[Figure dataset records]
◆ ◆ ◆ ◆ ◆
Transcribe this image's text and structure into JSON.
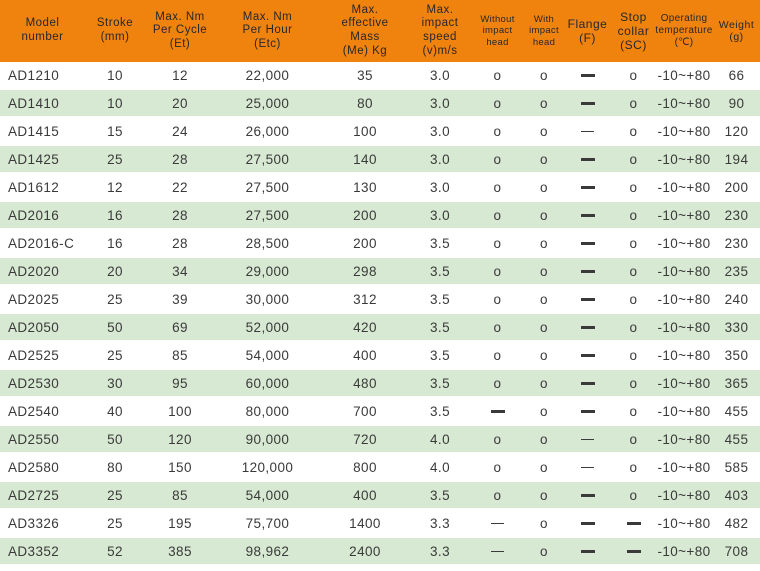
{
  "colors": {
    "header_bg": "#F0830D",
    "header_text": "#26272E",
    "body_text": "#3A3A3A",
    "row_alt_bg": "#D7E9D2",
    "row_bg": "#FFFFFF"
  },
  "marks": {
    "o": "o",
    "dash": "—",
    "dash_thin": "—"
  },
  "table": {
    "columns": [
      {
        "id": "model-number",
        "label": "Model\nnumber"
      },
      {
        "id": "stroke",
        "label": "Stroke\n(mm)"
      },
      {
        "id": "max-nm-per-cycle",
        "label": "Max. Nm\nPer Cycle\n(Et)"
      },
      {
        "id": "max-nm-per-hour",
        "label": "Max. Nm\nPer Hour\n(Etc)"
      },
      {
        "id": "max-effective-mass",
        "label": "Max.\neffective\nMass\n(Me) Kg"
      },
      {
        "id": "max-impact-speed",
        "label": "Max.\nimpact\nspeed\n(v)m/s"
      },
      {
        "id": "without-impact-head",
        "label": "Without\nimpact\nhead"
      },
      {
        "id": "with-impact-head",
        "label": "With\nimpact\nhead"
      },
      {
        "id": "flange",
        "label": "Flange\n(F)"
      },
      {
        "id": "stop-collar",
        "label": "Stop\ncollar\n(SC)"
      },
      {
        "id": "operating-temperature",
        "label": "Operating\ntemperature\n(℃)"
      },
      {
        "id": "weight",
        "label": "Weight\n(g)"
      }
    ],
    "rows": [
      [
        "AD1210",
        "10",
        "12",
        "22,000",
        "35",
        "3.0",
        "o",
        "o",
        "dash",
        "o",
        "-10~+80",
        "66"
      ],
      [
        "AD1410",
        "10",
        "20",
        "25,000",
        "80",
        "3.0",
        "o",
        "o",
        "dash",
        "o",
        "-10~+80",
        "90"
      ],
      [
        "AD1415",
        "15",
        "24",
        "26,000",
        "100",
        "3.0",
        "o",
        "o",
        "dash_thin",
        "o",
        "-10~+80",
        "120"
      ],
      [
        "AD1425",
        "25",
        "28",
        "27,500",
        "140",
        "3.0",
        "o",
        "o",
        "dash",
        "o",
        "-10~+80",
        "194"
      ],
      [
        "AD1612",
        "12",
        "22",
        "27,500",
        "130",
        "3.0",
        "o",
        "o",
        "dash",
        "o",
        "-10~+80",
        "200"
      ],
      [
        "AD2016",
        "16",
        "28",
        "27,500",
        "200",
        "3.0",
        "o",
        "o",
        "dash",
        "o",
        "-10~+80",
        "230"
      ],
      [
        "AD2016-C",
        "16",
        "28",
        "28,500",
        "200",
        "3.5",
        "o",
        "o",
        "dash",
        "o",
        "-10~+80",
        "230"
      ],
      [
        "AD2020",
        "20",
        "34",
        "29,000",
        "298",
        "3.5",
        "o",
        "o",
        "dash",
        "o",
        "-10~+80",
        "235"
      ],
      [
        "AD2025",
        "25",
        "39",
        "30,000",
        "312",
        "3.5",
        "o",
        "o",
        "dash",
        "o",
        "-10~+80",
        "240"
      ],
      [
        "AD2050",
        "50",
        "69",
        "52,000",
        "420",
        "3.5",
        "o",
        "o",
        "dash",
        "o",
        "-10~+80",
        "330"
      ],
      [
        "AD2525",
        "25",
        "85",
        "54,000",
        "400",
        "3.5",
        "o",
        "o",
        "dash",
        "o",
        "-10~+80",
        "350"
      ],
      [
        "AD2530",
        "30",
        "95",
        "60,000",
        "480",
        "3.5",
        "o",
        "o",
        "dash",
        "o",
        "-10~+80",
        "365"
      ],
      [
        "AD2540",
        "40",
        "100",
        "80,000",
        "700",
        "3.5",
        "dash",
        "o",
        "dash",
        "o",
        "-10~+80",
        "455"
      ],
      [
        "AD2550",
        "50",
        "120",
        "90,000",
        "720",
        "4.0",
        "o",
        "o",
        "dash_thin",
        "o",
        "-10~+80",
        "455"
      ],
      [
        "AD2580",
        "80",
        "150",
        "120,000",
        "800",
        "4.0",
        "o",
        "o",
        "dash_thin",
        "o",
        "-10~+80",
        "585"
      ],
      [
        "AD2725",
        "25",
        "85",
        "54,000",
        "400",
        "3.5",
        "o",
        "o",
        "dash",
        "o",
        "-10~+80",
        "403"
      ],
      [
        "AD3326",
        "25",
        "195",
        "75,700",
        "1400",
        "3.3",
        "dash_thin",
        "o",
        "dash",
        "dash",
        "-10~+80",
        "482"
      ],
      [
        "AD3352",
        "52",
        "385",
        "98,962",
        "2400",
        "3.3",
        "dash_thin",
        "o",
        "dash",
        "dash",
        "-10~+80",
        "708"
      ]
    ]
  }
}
◆ ◆ ◆ ◆ ◆
DO THIS: Write out the listing above exactly as it stands, pictures excluded.

EXPECTED ANSWER:
Transcribe this image's text and structure into JSON.
{
  "colors": {
    "header_bg": "#F0830D",
    "header_text": "#26272E",
    "body_text": "#3A3A3A",
    "row_alt_bg": "#D7E9D2",
    "row_bg": "#FFFFFF"
  },
  "marks": {
    "o": "o",
    "dash": "—",
    "dash_thin": "—"
  },
  "table": {
    "columns": [
      {
        "id": "model-number",
        "label": "Model\nnumber"
      },
      {
        "id": "stroke",
        "label": "Stroke\n(mm)"
      },
      {
        "id": "max-nm-per-cycle",
        "label": "Max. Nm\nPer Cycle\n(Et)"
      },
      {
        "id": "max-nm-per-hour",
        "label": "Max. Nm\nPer Hour\n(Etc)"
      },
      {
        "id": "max-effective-mass",
        "label": "Max.\neffective\nMass\n(Me) Kg"
      },
      {
        "id": "max-impact-speed",
        "label": "Max.\nimpact\nspeed\n(v)m/s"
      },
      {
        "id": "without-impact-head",
        "label": "Without\nimpact\nhead"
      },
      {
        "id": "with-impact-head",
        "label": "With\nimpact\nhead"
      },
      {
        "id": "flange",
        "label": "Flange\n(F)"
      },
      {
        "id": "stop-collar",
        "label": "Stop\ncollar\n(SC)"
      },
      {
        "id": "operating-temperature",
        "label": "Operating\ntemperature\n(℃)"
      },
      {
        "id": "weight",
        "label": "Weight\n(g)"
      }
    ],
    "rows": [
      [
        "AD1210",
        "10",
        "12",
        "22,000",
        "35",
        "3.0",
        "o",
        "o",
        "dash",
        "o",
        "-10~+80",
        "66"
      ],
      [
        "AD1410",
        "10",
        "20",
        "25,000",
        "80",
        "3.0",
        "o",
        "o",
        "dash",
        "o",
        "-10~+80",
        "90"
      ],
      [
        "AD1415",
        "15",
        "24",
        "26,000",
        "100",
        "3.0",
        "o",
        "o",
        "dash_thin",
        "o",
        "-10~+80",
        "120"
      ],
      [
        "AD1425",
        "25",
        "28",
        "27,500",
        "140",
        "3.0",
        "o",
        "o",
        "dash",
        "o",
        "-10~+80",
        "194"
      ],
      [
        "AD1612",
        "12",
        "22",
        "27,500",
        "130",
        "3.0",
        "o",
        "o",
        "dash",
        "o",
        "-10~+80",
        "200"
      ],
      [
        "AD2016",
        "16",
        "28",
        "27,500",
        "200",
        "3.0",
        "o",
        "o",
        "dash",
        "o",
        "-10~+80",
        "230"
      ],
      [
        "AD2016-C",
        "16",
        "28",
        "28,500",
        "200",
        "3.5",
        "o",
        "o",
        "dash",
        "o",
        "-10~+80",
        "230"
      ],
      [
        "AD2020",
        "20",
        "34",
        "29,000",
        "298",
        "3.5",
        "o",
        "o",
        "dash",
        "o",
        "-10~+80",
        "235"
      ],
      [
        "AD2025",
        "25",
        "39",
        "30,000",
        "312",
        "3.5",
        "o",
        "o",
        "dash",
        "o",
        "-10~+80",
        "240"
      ],
      [
        "AD2050",
        "50",
        "69",
        "52,000",
        "420",
        "3.5",
        "o",
        "o",
        "dash",
        "o",
        "-10~+80",
        "330"
      ],
      [
        "AD2525",
        "25",
        "85",
        "54,000",
        "400",
        "3.5",
        "o",
        "o",
        "dash",
        "o",
        "-10~+80",
        "350"
      ],
      [
        "AD2530",
        "30",
        "95",
        "60,000",
        "480",
        "3.5",
        "o",
        "o",
        "dash",
        "o",
        "-10~+80",
        "365"
      ],
      [
        "AD2540",
        "40",
        "100",
        "80,000",
        "700",
        "3.5",
        "dash",
        "o",
        "dash",
        "o",
        "-10~+80",
        "455"
      ],
      [
        "AD2550",
        "50",
        "120",
        "90,000",
        "720",
        "4.0",
        "o",
        "o",
        "dash_thin",
        "o",
        "-10~+80",
        "455"
      ],
      [
        "AD2580",
        "80",
        "150",
        "120,000",
        "800",
        "4.0",
        "o",
        "o",
        "dash_thin",
        "o",
        "-10~+80",
        "585"
      ],
      [
        "AD2725",
        "25",
        "85",
        "54,000",
        "400",
        "3.5",
        "o",
        "o",
        "dash",
        "o",
        "-10~+80",
        "403"
      ],
      [
        "AD3326",
        "25",
        "195",
        "75,700",
        "1400",
        "3.3",
        "dash_thin",
        "o",
        "dash",
        "dash",
        "-10~+80",
        "482"
      ],
      [
        "AD3352",
        "52",
        "385",
        "98,962",
        "2400",
        "3.3",
        "dash_thin",
        "o",
        "dash",
        "dash",
        "-10~+80",
        "708"
      ]
    ]
  }
}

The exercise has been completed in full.